_Problem requirements:_ Rewrite the lines from the first one through the line containing "Text: 6: 6: [462, 130, 478, 153]", inclusive, swapping "Polygon shape" for "Polygon" and keeping everything else the same.

_Record list:_
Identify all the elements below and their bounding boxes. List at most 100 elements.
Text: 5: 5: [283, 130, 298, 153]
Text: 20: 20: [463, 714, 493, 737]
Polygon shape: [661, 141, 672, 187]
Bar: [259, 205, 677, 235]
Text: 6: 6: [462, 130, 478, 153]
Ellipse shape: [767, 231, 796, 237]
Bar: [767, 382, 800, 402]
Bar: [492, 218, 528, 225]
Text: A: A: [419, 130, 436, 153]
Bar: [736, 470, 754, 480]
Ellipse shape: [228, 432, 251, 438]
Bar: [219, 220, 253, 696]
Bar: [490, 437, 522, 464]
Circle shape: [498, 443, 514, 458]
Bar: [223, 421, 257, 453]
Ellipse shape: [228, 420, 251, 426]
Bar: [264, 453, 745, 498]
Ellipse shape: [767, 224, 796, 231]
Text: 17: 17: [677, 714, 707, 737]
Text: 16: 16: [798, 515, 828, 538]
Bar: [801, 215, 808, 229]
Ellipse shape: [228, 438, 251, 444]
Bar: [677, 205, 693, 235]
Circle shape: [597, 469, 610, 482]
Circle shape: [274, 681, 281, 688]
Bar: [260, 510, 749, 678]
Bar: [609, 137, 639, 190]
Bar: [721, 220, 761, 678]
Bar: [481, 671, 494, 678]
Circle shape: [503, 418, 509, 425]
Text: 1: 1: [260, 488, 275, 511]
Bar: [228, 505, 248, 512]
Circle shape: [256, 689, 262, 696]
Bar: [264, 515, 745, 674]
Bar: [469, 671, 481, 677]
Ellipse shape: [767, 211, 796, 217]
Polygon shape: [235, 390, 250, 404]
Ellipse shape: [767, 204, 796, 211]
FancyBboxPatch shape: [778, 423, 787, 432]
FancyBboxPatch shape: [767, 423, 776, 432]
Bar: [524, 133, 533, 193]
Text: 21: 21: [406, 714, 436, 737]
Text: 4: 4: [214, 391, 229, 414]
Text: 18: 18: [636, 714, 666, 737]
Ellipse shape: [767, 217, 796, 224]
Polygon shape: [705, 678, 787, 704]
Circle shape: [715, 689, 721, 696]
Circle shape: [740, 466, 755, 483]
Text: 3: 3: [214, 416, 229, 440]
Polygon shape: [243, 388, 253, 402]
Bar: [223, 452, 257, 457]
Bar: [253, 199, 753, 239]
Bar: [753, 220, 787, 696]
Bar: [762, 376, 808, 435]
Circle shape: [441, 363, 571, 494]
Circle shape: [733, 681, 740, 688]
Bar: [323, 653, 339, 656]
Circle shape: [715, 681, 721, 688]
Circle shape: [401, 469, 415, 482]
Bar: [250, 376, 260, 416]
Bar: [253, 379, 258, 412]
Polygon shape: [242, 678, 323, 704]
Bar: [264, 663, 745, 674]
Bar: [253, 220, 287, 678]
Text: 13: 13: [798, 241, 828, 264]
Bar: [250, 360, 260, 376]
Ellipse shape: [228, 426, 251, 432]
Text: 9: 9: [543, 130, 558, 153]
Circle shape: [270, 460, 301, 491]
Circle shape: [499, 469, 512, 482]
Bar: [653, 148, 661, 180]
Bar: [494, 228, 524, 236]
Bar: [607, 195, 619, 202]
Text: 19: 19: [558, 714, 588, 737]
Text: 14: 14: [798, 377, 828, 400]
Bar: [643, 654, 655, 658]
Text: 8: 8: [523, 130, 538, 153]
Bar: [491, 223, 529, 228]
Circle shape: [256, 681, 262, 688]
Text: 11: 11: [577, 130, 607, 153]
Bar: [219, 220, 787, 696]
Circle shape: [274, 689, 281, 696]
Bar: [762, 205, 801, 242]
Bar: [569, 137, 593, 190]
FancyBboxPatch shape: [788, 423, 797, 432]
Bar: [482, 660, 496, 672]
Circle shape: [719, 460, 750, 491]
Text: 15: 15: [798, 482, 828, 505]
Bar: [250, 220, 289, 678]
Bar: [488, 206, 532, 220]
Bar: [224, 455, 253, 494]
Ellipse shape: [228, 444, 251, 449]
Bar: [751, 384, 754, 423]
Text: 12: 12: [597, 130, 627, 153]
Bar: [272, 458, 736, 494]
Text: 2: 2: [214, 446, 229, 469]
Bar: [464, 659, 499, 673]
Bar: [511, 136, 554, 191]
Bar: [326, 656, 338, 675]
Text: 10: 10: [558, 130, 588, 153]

_The answer:_
Identify all the elements below and their bounding boxes. List at most 100 elements.
Text: 5: 5: [283, 130, 298, 153]
Text: 20: 20: [463, 714, 493, 737]
Polygon: [661, 141, 672, 187]
Bar: [259, 205, 677, 235]
Text: 6: 6: [462, 130, 478, 153]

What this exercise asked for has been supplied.